Transcribe the entries exactly; images are not part of the copy.

── Available data

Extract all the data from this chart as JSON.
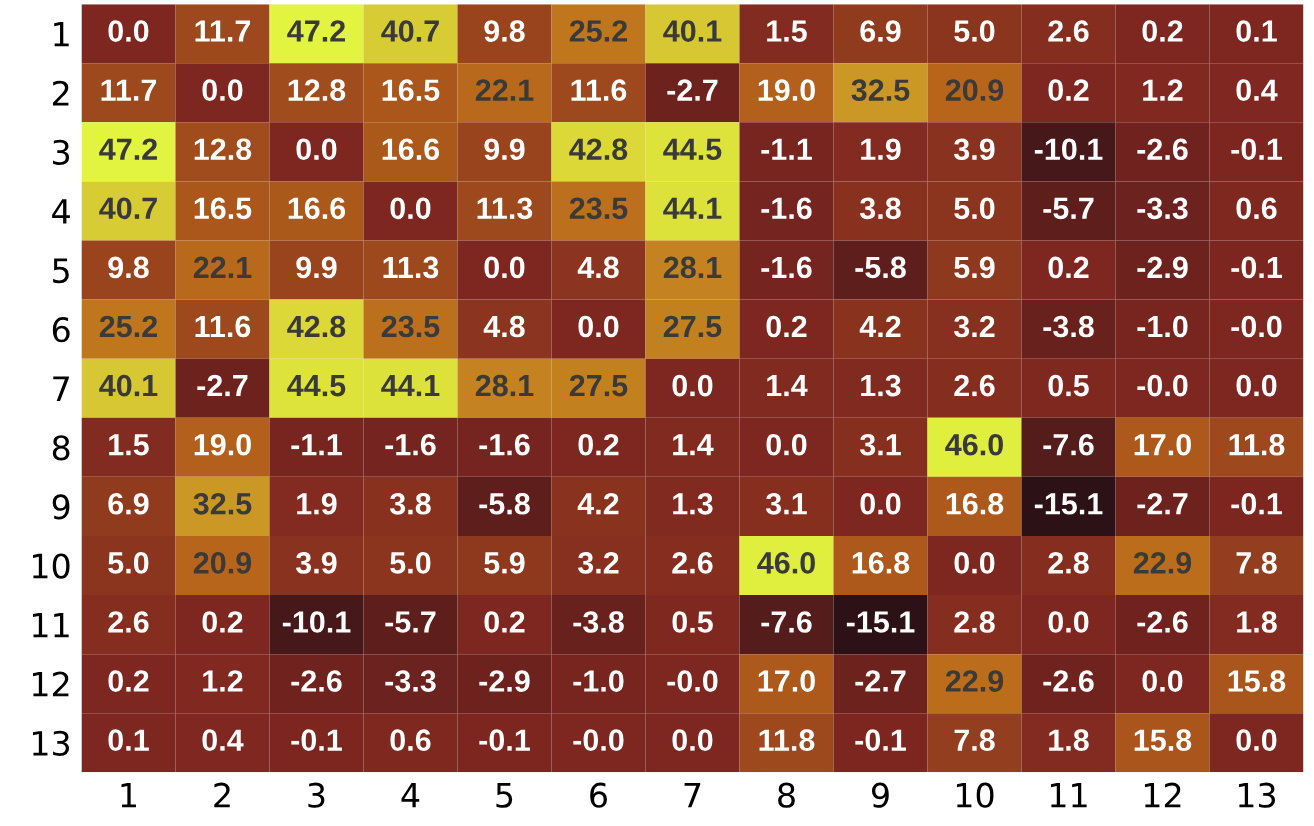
{
  "chart_data": {
    "type": "heatmap",
    "categories": [
      "1",
      "2",
      "3",
      "4",
      "5",
      "6",
      "7",
      "8",
      "9",
      "10",
      "11",
      "12",
      "13"
    ],
    "y_categories": [
      "1",
      "2",
      "3",
      "4",
      "5",
      "6",
      "7",
      "8",
      "9",
      "10",
      "11",
      "12",
      "13"
    ],
    "cells": [
      [
        0.0,
        11.7,
        47.2,
        40.7,
        9.8,
        25.2,
        40.1,
        1.5,
        6.9,
        5.0,
        2.6,
        0.2,
        0.1
      ],
      [
        11.7,
        0.0,
        12.8,
        16.5,
        22.1,
        11.6,
        -2.7,
        19.0,
        32.5,
        20.9,
        0.2,
        1.2,
        0.4
      ],
      [
        47.2,
        12.8,
        0.0,
        16.6,
        9.9,
        42.8,
        44.5,
        -1.1,
        1.9,
        3.9,
        -10.1,
        -2.6,
        -0.1
      ],
      [
        40.7,
        16.5,
        16.6,
        0.0,
        11.3,
        23.5,
        44.1,
        -1.6,
        3.8,
        5.0,
        -5.7,
        -3.3,
        0.6
      ],
      [
        9.8,
        22.1,
        9.9,
        11.3,
        0.0,
        4.8,
        28.1,
        -1.6,
        -5.8,
        5.9,
        0.2,
        -2.9,
        -0.1
      ],
      [
        25.2,
        11.6,
        42.8,
        23.5,
        4.8,
        0.0,
        27.5,
        0.2,
        4.2,
        3.2,
        -3.8,
        -1.0,
        -0.0
      ],
      [
        40.1,
        -2.7,
        44.5,
        44.1,
        28.1,
        27.5,
        0.0,
        1.4,
        1.3,
        2.6,
        0.5,
        -0.0,
        0.0
      ],
      [
        1.5,
        19.0,
        -1.1,
        -1.6,
        -1.6,
        0.2,
        1.4,
        0.0,
        3.1,
        46.0,
        -7.6,
        17.0,
        11.8
      ],
      [
        6.9,
        32.5,
        1.9,
        3.8,
        -5.8,
        4.2,
        1.3,
        3.1,
        0.0,
        16.8,
        -15.1,
        -2.7,
        -0.1
      ],
      [
        5.0,
        20.9,
        3.9,
        5.0,
        5.9,
        3.2,
        2.6,
        46.0,
        16.8,
        0.0,
        2.8,
        22.9,
        7.8
      ],
      [
        2.6,
        0.2,
        -10.1,
        -5.7,
        0.2,
        -3.8,
        0.5,
        -7.6,
        -15.1,
        2.8,
        0.0,
        -2.6,
        1.8
      ],
      [
        0.2,
        1.2,
        -2.6,
        -3.3,
        -2.9,
        -1.0,
        -0.0,
        17.0,
        -2.7,
        22.9,
        -2.6,
        0.0,
        15.8
      ],
      [
        0.1,
        0.4,
        -0.1,
        0.6,
        -0.1,
        -0.0,
        0.0,
        11.8,
        -0.1,
        7.8,
        1.8,
        15.8,
        0.0
      ]
    ],
    "cell_labels": [
      [
        "0.0",
        "11.7",
        "47.2",
        "40.7",
        "9.8",
        "25.2",
        "40.1",
        "1.5",
        "6.9",
        "5.0",
        "2.6",
        "0.2",
        "0.1"
      ],
      [
        "11.7",
        "0.0",
        "12.8",
        "16.5",
        "22.1",
        "11.6",
        "-2.7",
        "19.0",
        "32.5",
        "20.9",
        "0.2",
        "1.2",
        "0.4"
      ],
      [
        "47.2",
        "12.8",
        "0.0",
        "16.6",
        "9.9",
        "42.8",
        "44.5",
        "-1.1",
        "1.9",
        "3.9",
        "-10.1",
        "-2.6",
        "-0.1"
      ],
      [
        "40.7",
        "16.5",
        "16.6",
        "0.0",
        "11.3",
        "23.5",
        "44.1",
        "-1.6",
        "3.8",
        "5.0",
        "-5.7",
        "-3.3",
        "0.6"
      ],
      [
        "9.8",
        "22.1",
        "9.9",
        "11.3",
        "0.0",
        "4.8",
        "28.1",
        "-1.6",
        "-5.8",
        "5.9",
        "0.2",
        "-2.9",
        "-0.1"
      ],
      [
        "25.2",
        "11.6",
        "42.8",
        "23.5",
        "4.8",
        "0.0",
        "27.5",
        "0.2",
        "4.2",
        "3.2",
        "-3.8",
        "-1.0",
        "-0.0"
      ],
      [
        "40.1",
        "-2.7",
        "44.5",
        "44.1",
        "28.1",
        "27.5",
        "0.0",
        "1.4",
        "1.3",
        "2.6",
        "0.5",
        "-0.0",
        "0.0"
      ],
      [
        "1.5",
        "19.0",
        "-1.1",
        "-1.6",
        "-1.6",
        "0.2",
        "1.4",
        "0.0",
        "3.1",
        "46.0",
        "-7.6",
        "17.0",
        "11.8"
      ],
      [
        "6.9",
        "32.5",
        "1.9",
        "3.8",
        "-5.8",
        "4.2",
        "1.3",
        "3.1",
        "0.0",
        "16.8",
        "-15.1",
        "-2.7",
        "-0.1"
      ],
      [
        "5.0",
        "20.9",
        "3.9",
        "5.0",
        "5.9",
        "3.2",
        "2.6",
        "46.0",
        "16.8",
        "0.0",
        "2.8",
        "22.9",
        "7.8"
      ],
      [
        "2.6",
        "0.2",
        "-10.1",
        "-5.7",
        "0.2",
        "-3.8",
        "0.5",
        "-7.6",
        "-15.1",
        "2.8",
        "0.0",
        "-2.6",
        "1.8"
      ],
      [
        "0.2",
        "1.2",
        "-2.6",
        "-3.3",
        "-2.9",
        "-1.0",
        "-0.0",
        "17.0",
        "-2.7",
        "22.9",
        "-2.6",
        "0.0",
        "15.8"
      ],
      [
        "0.1",
        "0.4",
        "-0.1",
        "0.6",
        "-0.1",
        "-0.0",
        "0.0",
        "11.8",
        "-0.1",
        "7.8",
        "1.8",
        "15.8",
        "0.0"
      ]
    ]
  }
}
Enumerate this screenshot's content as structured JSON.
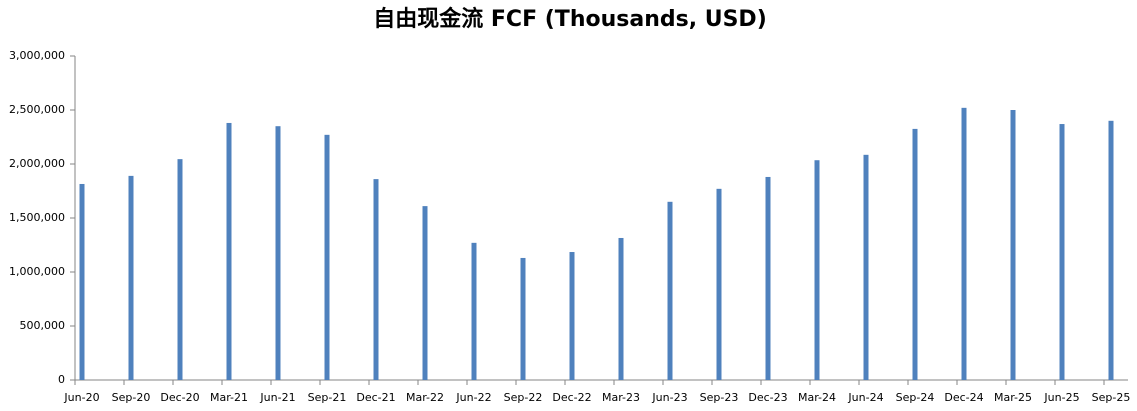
{
  "chart_data": {
    "type": "bar",
    "title": "自由现金流 FCF (Thousands, USD)",
    "categories": [
      "Jun-20",
      "Sep-20",
      "Dec-20",
      "Mar-21",
      "Jun-21",
      "Sep-21",
      "Dec-21",
      "Mar-22",
      "Jun-22",
      "Sep-22",
      "Dec-22",
      "Mar-23",
      "Jun-23",
      "Sep-23",
      "Dec-23",
      "Mar-24",
      "Jun-24",
      "Sep-24",
      "Dec-24",
      "Mar-25",
      "Jun-25",
      "Sep-25"
    ],
    "values": [
      1815000,
      1890000,
      2045000,
      2380000,
      2350000,
      2270000,
      1860000,
      1610000,
      1270000,
      1130000,
      1185000,
      1315000,
      1650000,
      1770000,
      1880000,
      2035000,
      2085000,
      2325000,
      2520000,
      2500000,
      2370000,
      2400000
    ],
    "color": "#4f81bd",
    "ylim": [
      0,
      3000000
    ],
    "yticks": [
      0,
      {
        "value": 500000,
        "label": "500,000"
      },
      {
        "value": 1000000,
        "label": "1,000,000"
      },
      {
        "value": 1500000,
        "label": "1,500,000"
      },
      {
        "value": 2000000,
        "label": "2,000,000"
      },
      {
        "value": 2500000,
        "label": "2,500,000"
      },
      {
        "value": 3000000,
        "label": "3,000,000"
      }
    ],
    "grid": false
  }
}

────

**Solution to this exercise**
Extract all the data from this chart as JSON.
{
  "chart_data": {
    "type": "heatmap",
    "categories": [
      "1",
      "2",
      "3",
      "4",
      "5",
      "6",
      "7",
      "8",
      "9",
      "10",
      "11",
      "12",
      "13"
    ],
    "y_categories": [
      "1",
      "2",
      "3",
      "4",
      "5",
      "6",
      "7",
      "8",
      "9",
      "10",
      "11",
      "12",
      "13"
    ],
    "cells": [
      [
        0.0,
        11.7,
        47.2,
        40.7,
        9.8,
        25.2,
        40.1,
        1.5,
        6.9,
        5.0,
        2.6,
        0.2,
        0.1
      ],
      [
        11.7,
        0.0,
        12.8,
        16.5,
        22.1,
        11.6,
        -2.7,
        19.0,
        32.5,
        20.9,
        0.2,
        1.2,
        0.4
      ],
      [
        47.2,
        12.8,
        0.0,
        16.6,
        9.9,
        42.8,
        44.5,
        -1.1,
        1.9,
        3.9,
        -10.1,
        -2.6,
        -0.1
      ],
      [
        40.7,
        16.5,
        16.6,
        0.0,
        11.3,
        23.5,
        44.1,
        -1.6,
        3.8,
        5.0,
        -5.7,
        -3.3,
        0.6
      ],
      [
        9.8,
        22.1,
        9.9,
        11.3,
        0.0,
        4.8,
        28.1,
        -1.6,
        -5.8,
        5.9,
        0.2,
        -2.9,
        -0.1
      ],
      [
        25.2,
        11.6,
        42.8,
        23.5,
        4.8,
        0.0,
        27.5,
        0.2,
        4.2,
        3.2,
        -3.8,
        -1.0,
        -0.0
      ],
      [
        40.1,
        -2.7,
        44.5,
        44.1,
        28.1,
        27.5,
        0.0,
        1.4,
        1.3,
        2.6,
        0.5,
        -0.0,
        0.0
      ],
      [
        1.5,
        19.0,
        -1.1,
        -1.6,
        -1.6,
        0.2,
        1.4,
        0.0,
        3.1,
        46.0,
        -7.6,
        17.0,
        11.8
      ],
      [
        6.9,
        32.5,
        1.9,
        3.8,
        -5.8,
        4.2,
        1.3,
        3.1,
        0.0,
        16.8,
        -15.1,
        -2.7,
        -0.1
      ],
      [
        5.0,
        20.9,
        3.9,
        5.0,
        5.9,
        3.2,
        2.6,
        46.0,
        16.8,
        0.0,
        2.8,
        22.9,
        7.8
      ],
      [
        2.6,
        0.2,
        -10.1,
        -5.7,
        0.2,
        -3.8,
        0.5,
        -7.6,
        -15.1,
        2.8,
        0.0,
        -2.6,
        1.8
      ],
      [
        0.2,
        1.2,
        -2.6,
        -3.3,
        -2.9,
        -1.0,
        -0.0,
        17.0,
        -2.7,
        22.9,
        -2.6,
        0.0,
        15.8
      ],
      [
        0.1,
        0.4,
        -0.1,
        0.6,
        -0.1,
        -0.0,
        0.0,
        11.8,
        -0.1,
        7.8,
        1.8,
        15.8,
        0.0
      ]
    ],
    "cell_labels": [
      [
        "0.0",
        "11.7",
        "47.2",
        "40.7",
        "9.8",
        "25.2",
        "40.1",
        "1.5",
        "6.9",
        "5.0",
        "2.6",
        "0.2",
        "0.1"
      ],
      [
        "11.7",
        "0.0",
        "12.8",
        "16.5",
        "22.1",
        "11.6",
        "-2.7",
        "19.0",
        "32.5",
        "20.9",
        "0.2",
        "1.2",
        "0.4"
      ],
      [
        "47.2",
        "12.8",
        "0.0",
        "16.6",
        "9.9",
        "42.8",
        "44.5",
        "-1.1",
        "1.9",
        "3.9",
        "-10.1",
        "-2.6",
        "-0.1"
      ],
      [
        "40.7",
        "16.5",
        "16.6",
        "0.0",
        "11.3",
        "23.5",
        "44.1",
        "-1.6",
        "3.8",
        "5.0",
        "-5.7",
        "-3.3",
        "0.6"
      ],
      [
        "9.8",
        "22.1",
        "9.9",
        "11.3",
        "0.0",
        "4.8",
        "28.1",
        "-1.6",
        "-5.8",
        "5.9",
        "0.2",
        "-2.9",
        "-0.1"
      ],
      [
        "25.2",
        "11.6",
        "42.8",
        "23.5",
        "4.8",
        "0.0",
        "27.5",
        "0.2",
        "4.2",
        "3.2",
        "-3.8",
        "-1.0",
        "-0.0"
      ],
      [
        "40.1",
        "-2.7",
        "44.5",
        "44.1",
        "28.1",
        "27.5",
        "0.0",
        "1.4",
        "1.3",
        "2.6",
        "0.5",
        "-0.0",
        "0.0"
      ],
      [
        "1.5",
        "19.0",
        "-1.1",
        "-1.6",
        "-1.6",
        "0.2",
        "1.4",
        "0.0",
        "3.1",
        "46.0",
        "-7.6",
        "17.0",
        "11.8"
      ],
      [
        "6.9",
        "32.5",
        "1.9",
        "3.8",
        "-5.8",
        "4.2",
        "1.3",
        "3.1",
        "0.0",
        "16.8",
        "-15.1",
        "-2.7",
        "-0.1"
      ],
      [
        "5.0",
        "20.9",
        "3.9",
        "5.0",
        "5.9",
        "3.2",
        "2.6",
        "46.0",
        "16.8",
        "0.0",
        "2.8",
        "22.9",
        "7.8"
      ],
      [
        "2.6",
        "0.2",
        "-10.1",
        "-5.7",
        "0.2",
        "-3.8",
        "0.5",
        "-7.6",
        "-15.1",
        "2.8",
        "0.0",
        "-2.6",
        "1.8"
      ],
      [
        "0.2",
        "1.2",
        "-2.6",
        "-3.3",
        "-2.9",
        "-1.0",
        "-0.0",
        "17.0",
        "-2.7",
        "22.9",
        "-2.6",
        "0.0",
        "15.8"
      ],
      [
        "0.1",
        "0.4",
        "-0.1",
        "0.6",
        "-0.1",
        "-0.0",
        "0.0",
        "11.8",
        "-0.1",
        "7.8",
        "1.8",
        "15.8",
        "0.0"
      ]
    ]
  }
}
Enumerate this screenshot's content as structured JSON.
{
  "chart_data": {
    "type": "bar",
    "title": "自由现金流 FCF (Thousands, USD)",
    "categories": [
      "Jun-20",
      "Sep-20",
      "Dec-20",
      "Mar-21",
      "Jun-21",
      "Sep-21",
      "Dec-21",
      "Mar-22",
      "Jun-22",
      "Sep-22",
      "Dec-22",
      "Mar-23",
      "Jun-23",
      "Sep-23",
      "Dec-23",
      "Mar-24",
      "Jun-24",
      "Sep-24",
      "Dec-24",
      "Mar-25",
      "Jun-25",
      "Sep-25"
    ],
    "values": [
      1815000,
      1890000,
      2045000,
      2380000,
      2350000,
      2270000,
      1860000,
      1610000,
      1270000,
      1130000,
      1185000,
      1315000,
      1650000,
      1770000,
      1880000,
      2035000,
      2085000,
      2325000,
      2520000,
      2500000,
      2370000,
      2400000
    ],
    "color": "#4f81bd",
    "ylim": [
      0,
      3000000
    ],
    "yticks": [
      0,
      {
        "value": 500000,
        "label": "500,000"
      },
      {
        "value": 1000000,
        "label": "1,000,000"
      },
      {
        "value": 1500000,
        "label": "1,500,000"
      },
      {
        "value": 2000000,
        "label": "2,000,000"
      },
      {
        "value": 2500000,
        "label": "2,500,000"
      },
      {
        "value": 3000000,
        "label": "3,000,000"
      }
    ],
    "grid": false
  }
}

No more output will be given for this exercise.